## WRITTEN EXERCISE
Your answer should be one number: how many lines of the data include the string "frac"?

## MATERIALS PROVIDED
★ ★ ★
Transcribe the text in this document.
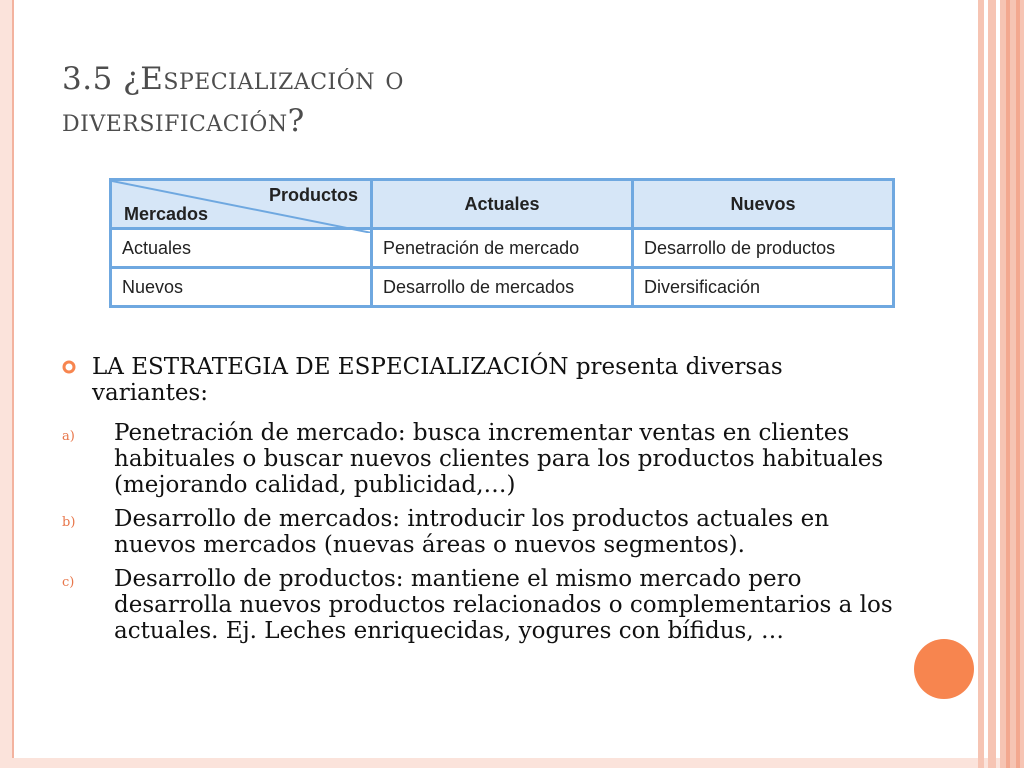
3.5 ¿Especialización o
diversificación?
Productos
Mercados	Actuales	Nuevos
Actuales	Penetración de mercado	Desarrollo de productos
Nuevos	Desarrollo de mercados	Diversificación
LA ESTRATEGIA DE ESPECIALIZACIÓN presenta diversas variantes:
a) Penetración de mercado: busca incrementar ventas en clientes habituales o buscar nuevos clientes para los productos habituales (mejorando calidad, publicidad,…)
b) Desarrollo de mercados: introducir los productos actuales en nuevos mercados (nuevas áreas o nuevos segmentos).
c) Desarrollo de productos: mantiene el mismo mercado pero desarrolla nuevos productos relacionados o complementarios a los actuales. Ej. Leches enriquecidas, yogures con bífidus, …
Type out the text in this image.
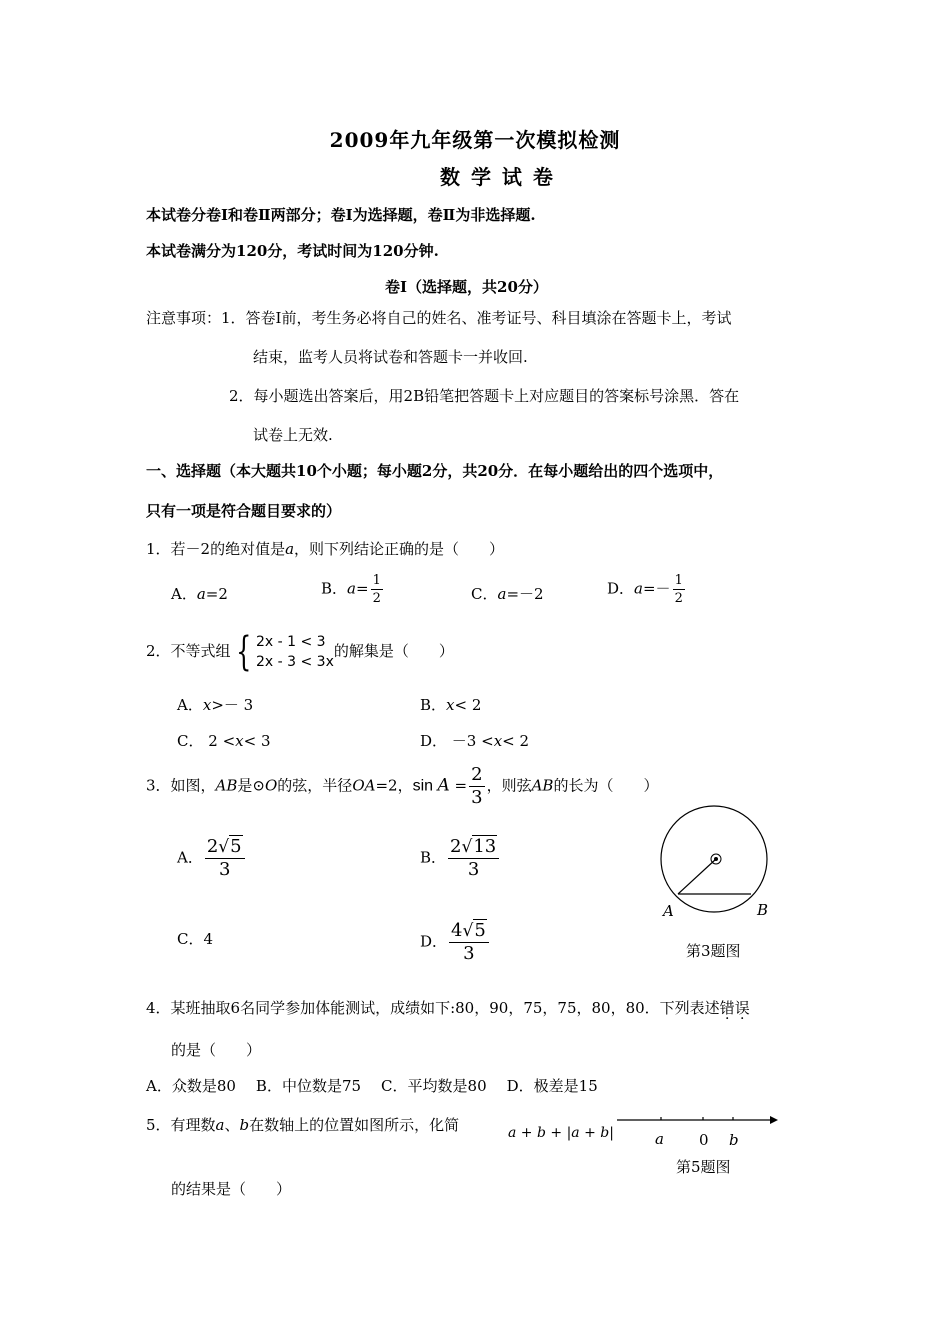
2009年九年级第一次模拟检测
数 学 试 卷
本试卷分卷Ⅰ和卷Ⅱ两部分；卷Ⅰ为选择题，卷Ⅱ为非选择题.
本试卷满分为120分，考试时间为120分钟.
卷Ⅰ（选择题，共20分）
注意事项：1．答卷Ⅰ前，考生务必将自己的姓名、准考证号、科目填涂在答题卡上，考试
结束，监考人员将试卷和答题卡一并收回.
2．每小题选出答案后，用2B铅笔把答题卡上对应题目的答案标号涂黑．答在
试卷上无效.
一、选择题（本大题共10个小题；每小题2分，共20分．在每小题给出的四个选项中，
只有一项是符合题目要求的）
1．若－2的绝对值是a，则下列结论正确的是（　　）
A．a=2	B．$a= \frac{1}{2}$	C．a=－2	D．$a=- \frac{1}{2}$
2．不等式组 { 2x - 1 < 3
2x - 3 < 3x
的解集是（　　）
A．x>－ 3	B．x< 2
C． 2 <x< 3	D． －3 <x< 2
3．如图，AB是⊙O的弦，半径OA=2，$\sin A = \frac{2}{3}$ ，则弦AB的长为（　　）
A． $\frac{2√5}{3}$	B． $\frac{2√13}{3}$
C．4	D． $\frac{4√5}{3}$
A	B
第3题图
4．某班抽取6名同学参加体能测试，成绩如下:80，90，75，75，80，80．下列表述错误
的是（　　）
A．众数是80 B．中位数是75 C．平均数是80 D．极差是15
5．有理数a、b在数轴上的位置如图所示，化简	a + b + |a + b|
的结果是（　　）
a 0 b
第5题图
★ ★ ★
## OUTPUT FOR THIS TASK
4